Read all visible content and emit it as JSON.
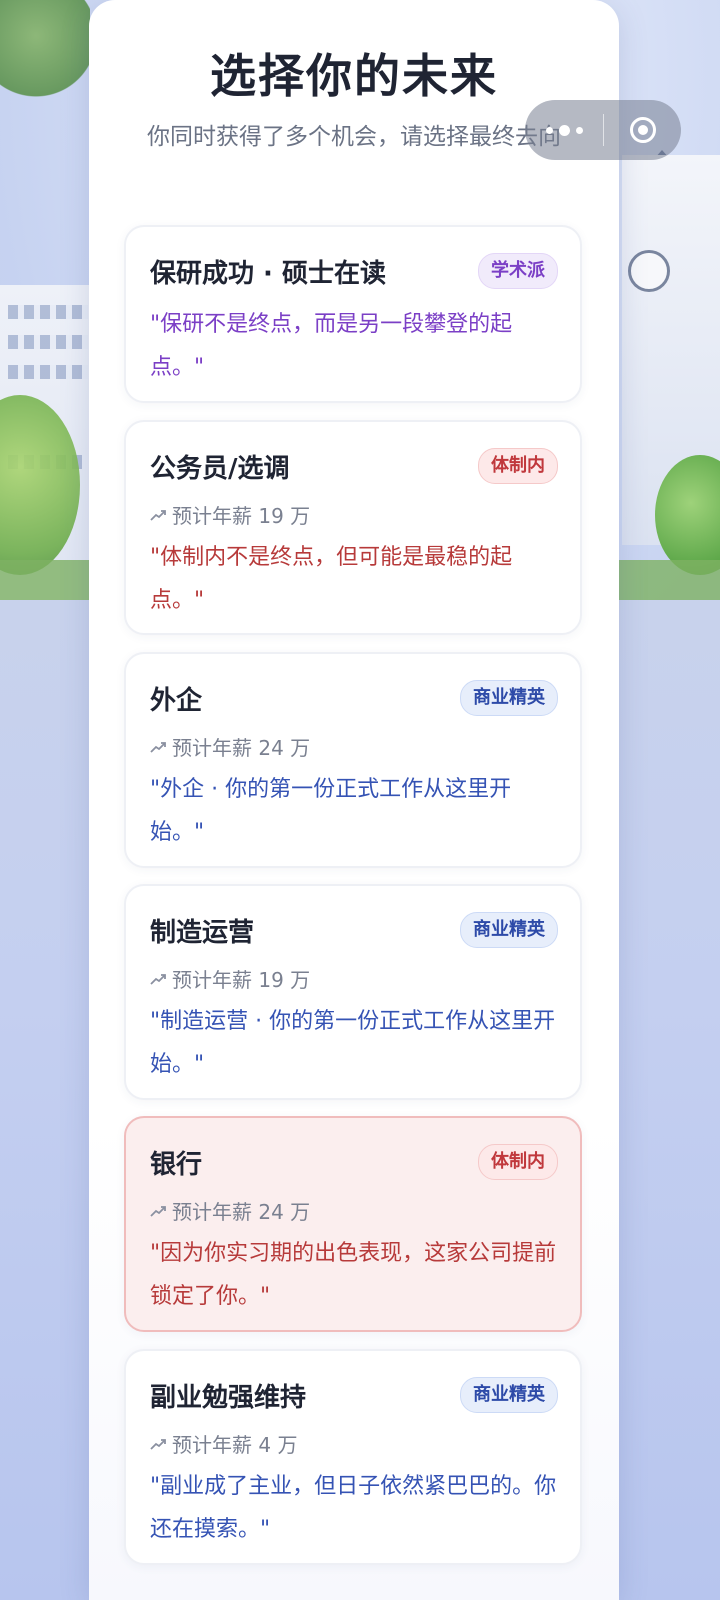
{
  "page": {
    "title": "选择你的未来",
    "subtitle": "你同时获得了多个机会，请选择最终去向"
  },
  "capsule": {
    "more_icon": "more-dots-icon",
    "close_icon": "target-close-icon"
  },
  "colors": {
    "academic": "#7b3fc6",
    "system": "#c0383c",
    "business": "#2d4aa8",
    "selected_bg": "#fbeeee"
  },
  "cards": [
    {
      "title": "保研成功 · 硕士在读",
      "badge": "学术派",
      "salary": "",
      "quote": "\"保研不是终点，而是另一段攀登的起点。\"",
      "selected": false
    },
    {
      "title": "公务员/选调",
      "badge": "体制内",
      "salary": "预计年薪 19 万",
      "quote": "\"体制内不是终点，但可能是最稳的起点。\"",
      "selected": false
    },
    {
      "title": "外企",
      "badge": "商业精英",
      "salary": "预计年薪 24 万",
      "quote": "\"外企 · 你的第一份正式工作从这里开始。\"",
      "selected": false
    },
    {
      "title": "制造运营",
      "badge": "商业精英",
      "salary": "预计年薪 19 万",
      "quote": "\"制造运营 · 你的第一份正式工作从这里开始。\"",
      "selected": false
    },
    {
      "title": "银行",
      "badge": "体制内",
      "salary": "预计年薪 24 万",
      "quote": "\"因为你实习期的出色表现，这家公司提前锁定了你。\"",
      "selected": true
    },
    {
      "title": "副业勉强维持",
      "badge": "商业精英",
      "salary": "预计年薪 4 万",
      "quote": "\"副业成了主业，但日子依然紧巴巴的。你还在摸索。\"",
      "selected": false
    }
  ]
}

::::::

Exercise
Each line of the material must be retyped exactly, except that images are omitted.

Response for this exercise
Read all visible content and emit it as JSON.
{
  "page": {
    "title": "选择你的未来",
    "subtitle": "你同时获得了多个机会，请选择最终去向"
  },
  "capsule": {
    "more_icon": "more-dots-icon",
    "close_icon": "target-close-icon"
  },
  "colors": {
    "academic": "#7b3fc6",
    "system": "#c0383c",
    "business": "#2d4aa8",
    "selected_bg": "#fbeeee"
  },
  "cards": [
    {
      "title": "保研成功 · 硕士在读",
      "badge": "学术派",
      "salary": "",
      "quote": "\"保研不是终点，而是另一段攀登的起点。\"",
      "selected": false
    },
    {
      "title": "公务员/选调",
      "badge": "体制内",
      "salary": "预计年薪 19 万",
      "quote": "\"体制内不是终点，但可能是最稳的起点。\"",
      "selected": false
    },
    {
      "title": "外企",
      "badge": "商业精英",
      "salary": "预计年薪 24 万",
      "quote": "\"外企 · 你的第一份正式工作从这里开始。\"",
      "selected": false
    },
    {
      "title": "制造运营",
      "badge": "商业精英",
      "salary": "预计年薪 19 万",
      "quote": "\"制造运营 · 你的第一份正式工作从这里开始。\"",
      "selected": false
    },
    {
      "title": "银行",
      "badge": "体制内",
      "salary": "预计年薪 24 万",
      "quote": "\"因为你实习期的出色表现，这家公司提前锁定了你。\"",
      "selected": true
    },
    {
      "title": "副业勉强维持",
      "badge": "商业精英",
      "salary": "预计年薪 4 万",
      "quote": "\"副业成了主业，但日子依然紧巴巴的。你还在摸索。\"",
      "selected": false
    }
  ]
}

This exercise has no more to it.